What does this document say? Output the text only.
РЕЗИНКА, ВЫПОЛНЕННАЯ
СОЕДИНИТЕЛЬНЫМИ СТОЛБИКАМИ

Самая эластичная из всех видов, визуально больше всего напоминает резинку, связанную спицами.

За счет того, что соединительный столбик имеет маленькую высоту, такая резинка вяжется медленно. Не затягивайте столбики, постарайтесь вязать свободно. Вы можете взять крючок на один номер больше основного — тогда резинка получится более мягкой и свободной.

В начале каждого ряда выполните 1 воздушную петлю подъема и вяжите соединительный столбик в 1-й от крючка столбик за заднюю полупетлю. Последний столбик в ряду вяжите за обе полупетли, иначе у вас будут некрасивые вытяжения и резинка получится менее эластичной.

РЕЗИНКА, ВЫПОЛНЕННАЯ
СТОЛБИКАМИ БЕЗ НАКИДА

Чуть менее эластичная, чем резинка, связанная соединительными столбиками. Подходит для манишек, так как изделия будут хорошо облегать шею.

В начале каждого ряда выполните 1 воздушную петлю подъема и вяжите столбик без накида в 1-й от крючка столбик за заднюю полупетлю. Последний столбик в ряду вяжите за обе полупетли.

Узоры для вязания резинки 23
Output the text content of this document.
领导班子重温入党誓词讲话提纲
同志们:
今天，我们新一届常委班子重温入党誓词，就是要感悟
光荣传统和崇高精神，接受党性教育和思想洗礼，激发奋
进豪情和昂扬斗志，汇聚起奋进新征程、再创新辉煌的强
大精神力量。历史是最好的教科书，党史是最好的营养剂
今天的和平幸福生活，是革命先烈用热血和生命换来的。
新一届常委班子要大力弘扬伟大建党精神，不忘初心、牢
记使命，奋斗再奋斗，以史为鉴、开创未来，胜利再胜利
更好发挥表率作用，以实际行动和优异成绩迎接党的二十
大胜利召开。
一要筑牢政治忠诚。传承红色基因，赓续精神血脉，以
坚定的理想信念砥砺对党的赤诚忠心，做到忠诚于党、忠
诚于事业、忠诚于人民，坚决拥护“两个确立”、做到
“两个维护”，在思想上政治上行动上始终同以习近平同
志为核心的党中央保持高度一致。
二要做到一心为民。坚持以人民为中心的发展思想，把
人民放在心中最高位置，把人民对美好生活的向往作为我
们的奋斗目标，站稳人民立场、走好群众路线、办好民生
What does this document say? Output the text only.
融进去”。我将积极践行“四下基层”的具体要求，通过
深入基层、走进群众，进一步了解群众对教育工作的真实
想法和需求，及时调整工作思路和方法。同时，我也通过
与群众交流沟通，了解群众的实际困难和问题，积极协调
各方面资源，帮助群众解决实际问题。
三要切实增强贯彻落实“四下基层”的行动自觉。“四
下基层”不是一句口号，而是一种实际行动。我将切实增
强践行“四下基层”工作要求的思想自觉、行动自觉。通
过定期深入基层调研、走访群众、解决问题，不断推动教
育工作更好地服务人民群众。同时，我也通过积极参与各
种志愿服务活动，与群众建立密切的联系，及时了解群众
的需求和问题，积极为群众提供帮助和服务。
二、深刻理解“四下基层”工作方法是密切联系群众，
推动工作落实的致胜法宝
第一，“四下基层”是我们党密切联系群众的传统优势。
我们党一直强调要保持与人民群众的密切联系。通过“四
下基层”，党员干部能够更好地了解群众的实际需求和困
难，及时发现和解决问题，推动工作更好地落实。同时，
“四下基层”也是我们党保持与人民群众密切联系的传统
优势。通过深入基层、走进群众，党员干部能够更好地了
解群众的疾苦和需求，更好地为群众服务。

**Exercise requirements:** Transcribe the data. Leave every line exactly as it is.

**Response to the exercise:**
What does this document say? Output the text only.
РЕЗИНКА, ВЫПОЛНЕННАЯ
СОЕДИНИТЕЛЬНЫМИ СТОЛБИКАМИ

Самая эластичная из всех видов, визуально больше всего напоминает резинку, связанную спицами.

За счет того, что соединительный столбик имеет маленькую высоту, такая резинка вяжется медленно. Не затягивайте столбики, постарайтесь вязать свободно. Вы можете взять крючок на один номер больше основного — тогда резинка получится более мягкой и свободной.

В начале каждого ряда выполните 1 воздушную петлю подъема и вяжите соединительный столбик в 1-й от крючка столбик за заднюю полупетлю. Последний столбик в ряду вяжите за обе полупетли, иначе у вас будут некрасивые вытяжения и резинка получится менее эластичной.

РЕЗИНКА, ВЫПОЛНЕННАЯ
СТОЛБИКАМИ БЕЗ НАКИДА

Чуть менее эластичная, чем резинка, связанная соединительными столбиками. Подходит для манишек, так как изделия будут хорошо облегать шею.

В начале каждого ряда выполните 1 воздушную петлю подъема и вяжите столбик без накида в 1-й от крючка столбик за заднюю полупетлю. Последний столбик в ряду вяжите за обе полупетли.

Узоры для вязания резинки 23
Output the text content of this document.
领导班子重温入党誓词讲话提纲
同志们:
今天，我们新一届常委班子重温入党誓词，就是要感悟
光荣传统和崇高精神，接受党性教育和思想洗礼，激发奋
进豪情和昂扬斗志，汇聚起奋进新征程、再创新辉煌的强
大精神力量。历史是最好的教科书，党史是最好的营养剂
今天的和平幸福生活，是革命先烈用热血和生命换来的。
新一届常委班子要大力弘扬伟大建党精神，不忘初心、牢
记使命，奋斗再奋斗，以史为鉴、开创未来，胜利再胜利
更好发挥表率作用，以实际行动和优异成绩迎接党的二十
大胜利召开。
一要筑牢政治忠诚。传承红色基因，赓续精神血脉，以
坚定的理想信念砥砺对党的赤诚忠心，做到忠诚于党、忠
诚于事业、忠诚于人民，坚决拥护“两个确立”、做到
“两个维护”，在思想上政治上行动上始终同以习近平同
志为核心的党中央保持高度一致。
二要做到一心为民。坚持以人民为中心的发展思想，把
人民放在心中最高位置，把人民对美好生活的向往作为我
们的奋斗目标，站稳人民立场、走好群众路线、办好民生
What does this document say? Output the text only.
融进去”。我将积极践行“四下基层”的具体要求，通过
深入基层、走进群众，进一步了解群众对教育工作的真实
想法和需求，及时调整工作思路和方法。同时，我也通过
与群众交流沟通，了解群众的实际困难和问题，积极协调
各方面资源，帮助群众解决实际问题。
三要切实增强贯彻落实“四下基层”的行动自觉。“四
下基层”不是一句口号，而是一种实际行动。我将切实增
强践行“四下基层”工作要求的思想自觉、行动自觉。通
过定期深入基层调研、走访群众、解决问题，不断推动教
育工作更好地服务人民群众。同时，我也通过积极参与各
种志愿服务活动，与群众建立密切的联系，及时了解群众
的需求和问题，积极为群众提供帮助和服务。
二、深刻理解“四下基层”工作方法是密切联系群众，
推动工作落实的致胜法宝
第一，“四下基层”是我们党密切联系群众的传统优势。
我们党一直强调要保持与人民群众的密切联系。通过“四
下基层”，党员干部能够更好地了解群众的实际需求和困
难，及时发现和解决问题，推动工作更好地落实。同时，
“四下基层”也是我们党保持与人民群众密切联系的传统
优势。通过深入基层、走进群众，党员干部能够更好地了
解群众的疾苦和需求，更好地为群众服务。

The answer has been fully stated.